[EXERCISE INSTRUCTIONS]
For the entries that follow, state how many lines include the word "name", giving the number and nothing else.

-- Start of RECORDS SUPPLIED --

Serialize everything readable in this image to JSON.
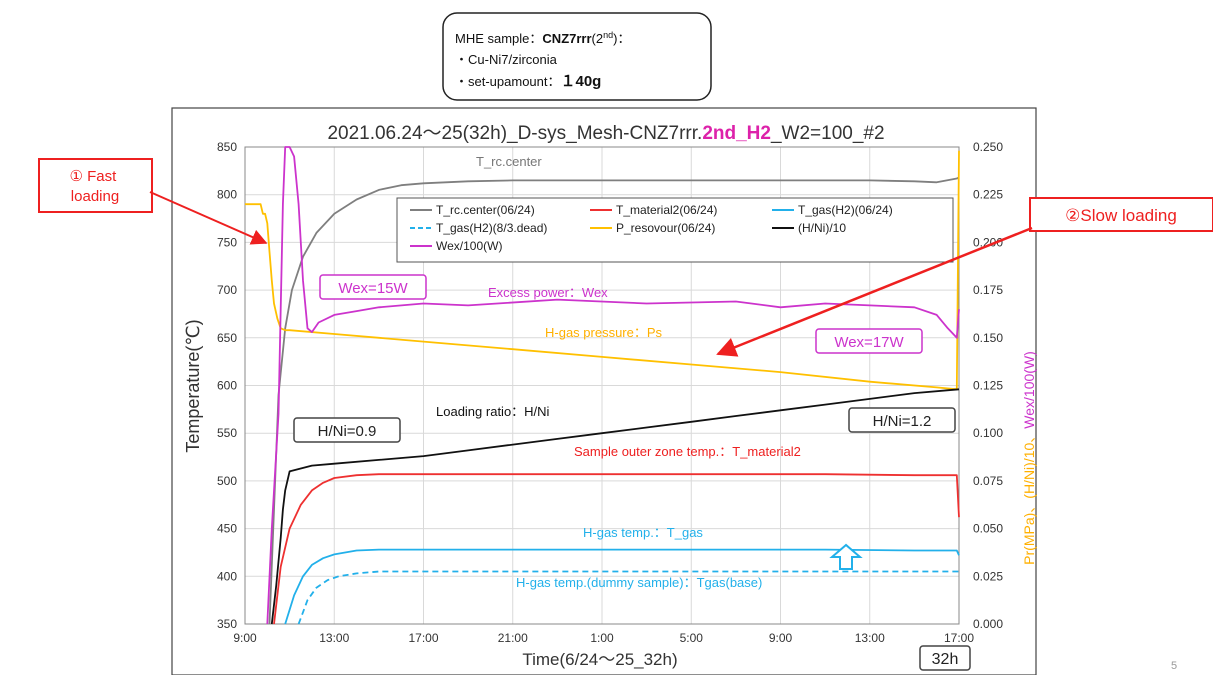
{
  "sample_box": {
    "line1_prefix": "MHE sample：",
    "line1_bold": "CNZ7rrr",
    "line1_suffix": "(2",
    "line1_sup": "nd",
    "line1_end": ")：",
    "line2": "・Cu-Ni7/zirconia",
    "line3_prefix": "・set-upamount：",
    "line3_bold": "１40g"
  },
  "page_number": "5",
  "chart_data": {
    "type": "line",
    "title": {
      "part1": "2021.06.24～25(32h)_D-sys_Mesh-CNZ7rrr.",
      "part2": "2nd_H2",
      "part3": "_W2=100_#2"
    },
    "xlabel": "Time(6/24～25_32h)",
    "ylabel_left": "Temperature(℃)",
    "ylabel_right_part1": "Pr(MPa)、(H/Ni)/10、",
    "ylabel_right_part2": "Wex/100(W)",
    "x_ticks": [
      "9:00",
      "13:00",
      "17:00",
      "21:00",
      "1:00",
      "5:00",
      "9:00",
      "13:00",
      "17:00"
    ],
    "x_range_hours": [
      0,
      32
    ],
    "ylim_left": [
      350,
      850
    ],
    "y_ticks_left": [
      "850",
      "800",
      "750",
      "700",
      "650",
      "600",
      "550",
      "500",
      "450",
      "400",
      "350"
    ],
    "ylim_right": [
      0.0,
      0.25
    ],
    "y_ticks_right": [
      "0.250",
      "0.225",
      "0.200",
      "0.175",
      "0.150",
      "0.125",
      "0.100",
      "0.075",
      "0.050",
      "0.025",
      "0.000"
    ],
    "grid": true,
    "legend_position": "top-center",
    "legend": [
      {
        "name": "T_rc.center(06/24)",
        "color": "#7f7f7f",
        "dash": false
      },
      {
        "name": "T_material2(06/24)",
        "color": "#ee3030",
        "dash": false
      },
      {
        "name": "T_gas(H2)(06/24)",
        "color": "#22b0ea",
        "dash": false
      },
      {
        "name": "T_gas(H2)(8/3.dead)",
        "color": "#22b0ea",
        "dash": true
      },
      {
        "name": "P_resovour(06/24)",
        "color": "#ffc000",
        "dash": false
      },
      {
        "name": "(H/Ni)/10",
        "color": "#111111",
        "dash": false
      },
      {
        "name": "Wex/100(W)",
        "color": "#cc33cc",
        "dash": false
      }
    ],
    "series": [
      {
        "key": "t_rc",
        "axis": "left",
        "color": "#7f7f7f",
        "dash": false,
        "x": [
          1.1,
          1.3,
          1.5,
          1.8,
          2.1,
          2.6,
          3.2,
          4,
          5,
          6,
          7,
          8,
          10,
          12,
          14,
          16,
          18,
          20,
          22,
          24,
          26,
          28,
          30,
          31,
          31.9,
          32
        ],
        "y": [
          350,
          470,
          590,
          660,
          700,
          735,
          760,
          780,
          795,
          805,
          810,
          812,
          814,
          815,
          815,
          815,
          815,
          815,
          815,
          815,
          815,
          815,
          814,
          813,
          817,
          818
        ]
      },
      {
        "key": "t_material2",
        "axis": "left",
        "color": "#ee3030",
        "dash": false,
        "x": [
          1.3,
          1.6,
          2,
          2.5,
          3,
          3.5,
          4,
          5,
          6,
          8,
          10,
          14,
          18,
          22,
          26,
          30,
          31.9,
          32
        ],
        "y": [
          350,
          410,
          450,
          475,
          490,
          498,
          503,
          506,
          507,
          507,
          507,
          507,
          507,
          507,
          507,
          506,
          506,
          462
        ]
      },
      {
        "key": "t_gas",
        "axis": "left",
        "color": "#22b0ea",
        "dash": false,
        "x": [
          1.8,
          2.2,
          2.6,
          3,
          3.5,
          4,
          5,
          6,
          7,
          8,
          10,
          14,
          18,
          22,
          26,
          30,
          31.9,
          32
        ],
        "y": [
          350,
          380,
          400,
          412,
          419,
          423,
          427,
          428,
          428,
          428,
          428,
          428,
          428,
          428,
          428,
          427,
          427,
          422
        ]
      },
      {
        "key": "t_gas_dead",
        "axis": "left",
        "color": "#22b0ea",
        "dash": true,
        "x": [
          2.4,
          2.8,
          3.2,
          3.7,
          4.2,
          5,
          6,
          7,
          8,
          10,
          14,
          20,
          26,
          30,
          32
        ],
        "y": [
          350,
          375,
          388,
          396,
          400,
          403,
          405,
          405,
          405,
          405,
          405,
          405,
          405,
          405,
          405
        ]
      },
      {
        "key": "p_res",
        "axis": "right",
        "color": "#ffc000",
        "dash": false,
        "x": [
          0,
          0.7,
          0.8,
          0.9,
          1.0,
          1.1,
          1.2,
          1.3,
          1.45,
          1.6,
          1.8,
          2,
          4,
          8,
          12,
          16,
          20,
          24,
          28,
          31,
          31.9,
          32
        ],
        "y": [
          0.22,
          0.22,
          0.215,
          0.215,
          0.21,
          0.195,
          0.18,
          0.168,
          0.16,
          0.155,
          0.154,
          0.154,
          0.152,
          0.148,
          0.144,
          0.14,
          0.136,
          0.132,
          0.127,
          0.124,
          0.123,
          0.248
        ]
      },
      {
        "key": "h_ni",
        "axis": "right",
        "color": "#111111",
        "dash": false,
        "x": [
          1.2,
          1.4,
          1.6,
          1.7,
          1.8,
          2,
          3,
          4,
          6,
          8,
          10,
          12,
          14,
          16,
          18,
          20,
          22,
          24,
          26,
          28,
          30,
          32
        ],
        "y": [
          0.0,
          0.02,
          0.045,
          0.06,
          0.07,
          0.08,
          0.083,
          0.084,
          0.086,
          0.088,
          0.091,
          0.094,
          0.097,
          0.1,
          0.103,
          0.106,
          0.109,
          0.112,
          0.115,
          0.118,
          0.121,
          0.123
        ]
      },
      {
        "key": "wex",
        "axis": "right",
        "color": "#cc33cc",
        "dash": false,
        "x": [
          1.0,
          1.2,
          1.5,
          1.7,
          1.8,
          2.0,
          2.2,
          2.4,
          2.6,
          2.8,
          3,
          3.3,
          4,
          5,
          6,
          8,
          10,
          14,
          18,
          22,
          24,
          26,
          28,
          30,
          31,
          31.5,
          31.9,
          32
        ],
        "y": [
          0.0,
          0.05,
          0.11,
          0.22,
          0.25,
          0.25,
          0.245,
          0.22,
          0.18,
          0.155,
          0.153,
          0.158,
          0.162,
          0.164,
          0.166,
          0.168,
          0.167,
          0.17,
          0.168,
          0.169,
          0.166,
          0.168,
          0.167,
          0.166,
          0.162,
          0.155,
          0.15,
          0.165
        ]
      }
    ],
    "annotations": {
      "t_rc_label": "T_rc.center",
      "wex_label": "Excess power：Wex",
      "hgas_pressure_label": "H-gas pressure：Ps",
      "loading_ratio_label": "Loading ratio：H/Ni",
      "sample_outer_label": "Sample outer zone temp.：T_material2",
      "hgas_temp_label": "H-gas temp.：T_gas",
      "hgas_dummy_label": "H-gas temp.(dummy sample)：Tgas(base)",
      "wex15": "Wex=15W",
      "wex17": "Wex=17W",
      "hni09": "H/Ni=0.9",
      "hni12": "H/Ni=1.2",
      "duration": "32h",
      "fast_loading": "① Fast loading",
      "slow_loading": "②Slow loading"
    }
  }
}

-- End of RECORDS SUPPLIED --

[WRITTEN SOLUTION]
7